STATED GOAL: Copy the listing word for word, from its first line through the line containing "speaker-label: Mr. Davis: (160, 959, 319, 995)", with both ends included.

SUPPLIED MATERIAL:
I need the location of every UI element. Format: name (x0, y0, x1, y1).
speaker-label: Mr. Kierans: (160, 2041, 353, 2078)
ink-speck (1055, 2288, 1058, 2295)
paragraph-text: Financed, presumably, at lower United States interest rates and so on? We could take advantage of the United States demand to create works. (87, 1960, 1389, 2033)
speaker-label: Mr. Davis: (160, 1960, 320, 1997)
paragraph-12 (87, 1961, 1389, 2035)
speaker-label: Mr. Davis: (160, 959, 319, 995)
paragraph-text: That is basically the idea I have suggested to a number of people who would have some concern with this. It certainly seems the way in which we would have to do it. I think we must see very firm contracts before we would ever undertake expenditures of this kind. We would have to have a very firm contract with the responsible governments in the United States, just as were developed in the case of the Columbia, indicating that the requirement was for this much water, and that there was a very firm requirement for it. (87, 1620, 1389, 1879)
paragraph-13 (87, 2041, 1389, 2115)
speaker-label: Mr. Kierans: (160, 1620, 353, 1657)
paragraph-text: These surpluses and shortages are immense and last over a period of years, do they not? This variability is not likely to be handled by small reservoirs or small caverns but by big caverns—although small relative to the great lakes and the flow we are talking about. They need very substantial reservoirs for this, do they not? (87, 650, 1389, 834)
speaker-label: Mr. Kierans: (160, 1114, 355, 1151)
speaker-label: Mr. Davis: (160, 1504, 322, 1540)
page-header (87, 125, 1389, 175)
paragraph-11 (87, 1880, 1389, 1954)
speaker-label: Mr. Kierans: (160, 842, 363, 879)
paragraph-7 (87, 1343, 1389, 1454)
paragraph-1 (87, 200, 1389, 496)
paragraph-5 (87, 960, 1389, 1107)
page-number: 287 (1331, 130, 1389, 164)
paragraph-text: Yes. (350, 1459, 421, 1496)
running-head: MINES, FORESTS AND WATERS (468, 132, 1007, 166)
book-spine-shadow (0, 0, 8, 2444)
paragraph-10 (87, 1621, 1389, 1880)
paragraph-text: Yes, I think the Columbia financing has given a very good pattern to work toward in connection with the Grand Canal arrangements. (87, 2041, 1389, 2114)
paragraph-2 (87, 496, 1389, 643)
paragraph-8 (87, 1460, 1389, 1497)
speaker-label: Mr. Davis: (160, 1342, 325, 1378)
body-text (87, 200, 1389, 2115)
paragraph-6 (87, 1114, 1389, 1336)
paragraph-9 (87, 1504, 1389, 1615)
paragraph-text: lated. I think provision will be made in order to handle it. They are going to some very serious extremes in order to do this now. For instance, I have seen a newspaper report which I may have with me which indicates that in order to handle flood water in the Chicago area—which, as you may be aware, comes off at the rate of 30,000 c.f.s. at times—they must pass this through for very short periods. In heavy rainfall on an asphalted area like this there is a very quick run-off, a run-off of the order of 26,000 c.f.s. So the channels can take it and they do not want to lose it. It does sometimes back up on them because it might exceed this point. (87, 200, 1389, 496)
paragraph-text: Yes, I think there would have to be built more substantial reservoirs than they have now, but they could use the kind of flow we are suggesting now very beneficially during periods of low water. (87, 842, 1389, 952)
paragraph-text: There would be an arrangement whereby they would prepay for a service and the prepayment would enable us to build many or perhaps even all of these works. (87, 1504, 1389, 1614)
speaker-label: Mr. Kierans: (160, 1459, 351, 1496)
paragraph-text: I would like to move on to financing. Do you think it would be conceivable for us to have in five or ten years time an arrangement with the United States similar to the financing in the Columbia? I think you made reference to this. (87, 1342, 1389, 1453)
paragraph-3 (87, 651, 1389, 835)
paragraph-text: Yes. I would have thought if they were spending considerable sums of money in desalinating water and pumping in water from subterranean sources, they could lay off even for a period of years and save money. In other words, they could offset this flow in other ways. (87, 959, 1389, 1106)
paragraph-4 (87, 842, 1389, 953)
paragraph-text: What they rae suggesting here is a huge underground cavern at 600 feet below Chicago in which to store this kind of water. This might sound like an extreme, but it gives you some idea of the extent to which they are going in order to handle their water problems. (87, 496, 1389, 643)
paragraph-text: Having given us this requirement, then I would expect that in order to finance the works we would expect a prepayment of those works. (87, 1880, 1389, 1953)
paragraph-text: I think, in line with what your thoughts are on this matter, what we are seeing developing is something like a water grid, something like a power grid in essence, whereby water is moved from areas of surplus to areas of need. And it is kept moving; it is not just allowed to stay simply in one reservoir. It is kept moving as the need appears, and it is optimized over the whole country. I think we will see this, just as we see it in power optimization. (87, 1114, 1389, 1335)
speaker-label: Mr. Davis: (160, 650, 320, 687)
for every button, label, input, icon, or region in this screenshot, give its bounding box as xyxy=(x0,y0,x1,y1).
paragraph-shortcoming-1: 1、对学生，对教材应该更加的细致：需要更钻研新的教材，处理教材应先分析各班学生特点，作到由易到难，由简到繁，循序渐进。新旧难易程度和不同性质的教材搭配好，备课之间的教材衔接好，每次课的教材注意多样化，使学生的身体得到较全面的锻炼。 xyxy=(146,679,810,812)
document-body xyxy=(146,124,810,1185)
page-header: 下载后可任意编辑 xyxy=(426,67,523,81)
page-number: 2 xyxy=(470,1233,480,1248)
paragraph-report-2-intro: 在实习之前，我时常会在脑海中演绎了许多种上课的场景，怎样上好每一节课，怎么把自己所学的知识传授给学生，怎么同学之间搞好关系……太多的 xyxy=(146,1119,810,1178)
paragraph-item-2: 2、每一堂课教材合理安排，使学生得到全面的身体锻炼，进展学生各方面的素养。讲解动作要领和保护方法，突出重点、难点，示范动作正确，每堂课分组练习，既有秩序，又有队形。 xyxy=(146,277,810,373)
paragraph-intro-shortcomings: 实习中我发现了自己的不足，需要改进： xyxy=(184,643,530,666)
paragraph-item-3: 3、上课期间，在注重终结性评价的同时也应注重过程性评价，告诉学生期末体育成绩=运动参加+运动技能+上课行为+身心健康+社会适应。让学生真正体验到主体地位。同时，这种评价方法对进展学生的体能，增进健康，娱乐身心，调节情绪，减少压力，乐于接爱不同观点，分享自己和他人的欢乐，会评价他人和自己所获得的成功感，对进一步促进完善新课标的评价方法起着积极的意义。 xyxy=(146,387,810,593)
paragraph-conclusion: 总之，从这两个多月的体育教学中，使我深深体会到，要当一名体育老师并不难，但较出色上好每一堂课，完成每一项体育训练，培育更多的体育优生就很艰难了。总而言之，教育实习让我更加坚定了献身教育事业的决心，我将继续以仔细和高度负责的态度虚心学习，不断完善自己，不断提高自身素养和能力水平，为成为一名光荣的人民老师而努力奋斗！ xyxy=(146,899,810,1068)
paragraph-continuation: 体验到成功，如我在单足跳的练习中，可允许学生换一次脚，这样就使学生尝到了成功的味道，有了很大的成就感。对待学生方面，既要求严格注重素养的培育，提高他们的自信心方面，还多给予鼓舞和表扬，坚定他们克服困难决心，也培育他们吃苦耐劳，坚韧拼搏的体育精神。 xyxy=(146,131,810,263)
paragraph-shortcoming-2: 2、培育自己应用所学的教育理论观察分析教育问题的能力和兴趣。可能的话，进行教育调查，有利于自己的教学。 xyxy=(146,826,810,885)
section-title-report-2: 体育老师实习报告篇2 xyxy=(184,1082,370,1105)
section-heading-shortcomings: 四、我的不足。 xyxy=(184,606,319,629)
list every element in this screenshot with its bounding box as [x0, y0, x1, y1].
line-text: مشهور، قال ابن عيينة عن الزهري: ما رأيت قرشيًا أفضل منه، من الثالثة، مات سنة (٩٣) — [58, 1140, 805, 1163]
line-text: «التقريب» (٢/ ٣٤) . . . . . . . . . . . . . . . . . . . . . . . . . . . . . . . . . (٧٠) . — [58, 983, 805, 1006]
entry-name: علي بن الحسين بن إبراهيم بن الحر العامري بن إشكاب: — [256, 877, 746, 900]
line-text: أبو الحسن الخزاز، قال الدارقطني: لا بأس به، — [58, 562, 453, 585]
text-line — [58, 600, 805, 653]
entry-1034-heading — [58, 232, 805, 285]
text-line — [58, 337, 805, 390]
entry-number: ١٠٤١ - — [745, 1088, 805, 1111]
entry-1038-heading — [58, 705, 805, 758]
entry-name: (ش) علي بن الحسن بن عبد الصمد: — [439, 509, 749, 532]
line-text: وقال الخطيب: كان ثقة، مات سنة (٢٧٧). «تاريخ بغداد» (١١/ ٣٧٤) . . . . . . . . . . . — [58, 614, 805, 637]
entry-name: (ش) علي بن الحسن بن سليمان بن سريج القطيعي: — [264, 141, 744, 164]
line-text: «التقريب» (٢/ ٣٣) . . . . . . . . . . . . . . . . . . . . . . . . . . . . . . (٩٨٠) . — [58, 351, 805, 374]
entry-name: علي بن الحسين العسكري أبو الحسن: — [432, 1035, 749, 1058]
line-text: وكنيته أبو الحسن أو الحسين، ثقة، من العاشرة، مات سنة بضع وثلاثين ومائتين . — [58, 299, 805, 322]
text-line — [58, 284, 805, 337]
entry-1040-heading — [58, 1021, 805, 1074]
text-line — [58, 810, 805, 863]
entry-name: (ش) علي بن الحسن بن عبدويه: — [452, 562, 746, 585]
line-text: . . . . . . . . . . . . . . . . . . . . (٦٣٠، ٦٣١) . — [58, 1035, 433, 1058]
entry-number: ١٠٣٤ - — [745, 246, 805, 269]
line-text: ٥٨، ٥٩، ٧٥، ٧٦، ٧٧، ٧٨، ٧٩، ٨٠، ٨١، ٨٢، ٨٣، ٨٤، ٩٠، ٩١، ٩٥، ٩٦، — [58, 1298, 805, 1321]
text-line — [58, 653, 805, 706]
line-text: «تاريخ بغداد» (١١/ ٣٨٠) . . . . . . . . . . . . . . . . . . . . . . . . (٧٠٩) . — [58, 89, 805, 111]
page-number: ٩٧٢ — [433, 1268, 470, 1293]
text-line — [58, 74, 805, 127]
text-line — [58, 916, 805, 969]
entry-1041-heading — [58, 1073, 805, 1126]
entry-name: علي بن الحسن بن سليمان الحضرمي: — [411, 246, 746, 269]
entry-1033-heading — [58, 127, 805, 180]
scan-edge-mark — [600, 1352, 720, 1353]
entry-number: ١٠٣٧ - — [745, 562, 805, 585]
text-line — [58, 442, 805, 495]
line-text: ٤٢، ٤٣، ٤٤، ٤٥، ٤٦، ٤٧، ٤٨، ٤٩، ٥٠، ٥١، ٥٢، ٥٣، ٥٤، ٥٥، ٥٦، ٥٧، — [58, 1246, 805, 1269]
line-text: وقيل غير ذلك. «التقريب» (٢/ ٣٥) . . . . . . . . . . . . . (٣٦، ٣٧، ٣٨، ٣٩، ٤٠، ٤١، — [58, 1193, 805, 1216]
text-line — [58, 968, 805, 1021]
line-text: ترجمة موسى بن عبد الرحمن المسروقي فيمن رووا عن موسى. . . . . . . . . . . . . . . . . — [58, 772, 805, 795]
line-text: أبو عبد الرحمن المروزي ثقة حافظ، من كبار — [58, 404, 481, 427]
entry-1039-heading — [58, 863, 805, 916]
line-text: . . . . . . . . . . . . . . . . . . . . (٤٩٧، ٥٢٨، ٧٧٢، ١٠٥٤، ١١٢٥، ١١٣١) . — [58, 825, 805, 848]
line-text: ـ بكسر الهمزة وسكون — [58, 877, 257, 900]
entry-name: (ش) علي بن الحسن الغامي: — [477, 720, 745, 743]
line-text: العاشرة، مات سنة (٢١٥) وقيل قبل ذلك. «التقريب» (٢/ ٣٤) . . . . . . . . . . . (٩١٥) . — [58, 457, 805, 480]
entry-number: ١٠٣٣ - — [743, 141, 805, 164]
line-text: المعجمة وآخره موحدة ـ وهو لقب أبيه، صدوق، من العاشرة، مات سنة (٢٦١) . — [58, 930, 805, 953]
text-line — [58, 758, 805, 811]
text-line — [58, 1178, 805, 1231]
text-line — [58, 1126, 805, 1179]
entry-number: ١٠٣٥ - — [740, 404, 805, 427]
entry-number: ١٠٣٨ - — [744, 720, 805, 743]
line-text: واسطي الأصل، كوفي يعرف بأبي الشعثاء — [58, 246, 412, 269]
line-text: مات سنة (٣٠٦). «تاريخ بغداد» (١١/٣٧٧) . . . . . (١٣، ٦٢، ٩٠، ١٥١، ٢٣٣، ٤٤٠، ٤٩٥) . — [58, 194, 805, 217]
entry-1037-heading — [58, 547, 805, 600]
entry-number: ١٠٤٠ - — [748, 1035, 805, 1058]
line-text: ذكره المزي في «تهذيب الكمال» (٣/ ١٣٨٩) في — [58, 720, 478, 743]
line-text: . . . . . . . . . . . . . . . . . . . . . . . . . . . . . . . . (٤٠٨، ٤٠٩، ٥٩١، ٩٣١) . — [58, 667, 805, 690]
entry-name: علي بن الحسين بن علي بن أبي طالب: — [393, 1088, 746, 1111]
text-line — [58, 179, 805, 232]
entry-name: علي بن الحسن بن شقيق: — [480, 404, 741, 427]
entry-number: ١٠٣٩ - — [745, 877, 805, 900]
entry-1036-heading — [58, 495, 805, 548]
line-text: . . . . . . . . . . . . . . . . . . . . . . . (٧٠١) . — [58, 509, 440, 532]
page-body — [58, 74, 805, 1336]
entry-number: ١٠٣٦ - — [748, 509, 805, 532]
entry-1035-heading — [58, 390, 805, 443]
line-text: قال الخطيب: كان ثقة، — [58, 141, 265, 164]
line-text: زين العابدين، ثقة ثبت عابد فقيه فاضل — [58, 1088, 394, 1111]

RESULT OF THIS TASK:
I need the location of every UI element. Format: name (x0, y0, x1, y1).
speaker-label: Mr. Kierans: (160, 2041, 353, 2078)
ink-speck (1055, 2288, 1058, 2295)
paragraph-text: Financed, presumably, at lower United States interest rates and so on? We could take advantage of the United States demand to create works. (87, 1960, 1389, 2033)
speaker-label: Mr. Davis: (160, 1960, 320, 1997)
paragraph-12 (87, 1961, 1389, 2035)
speaker-label: Mr. Davis: (160, 959, 319, 995)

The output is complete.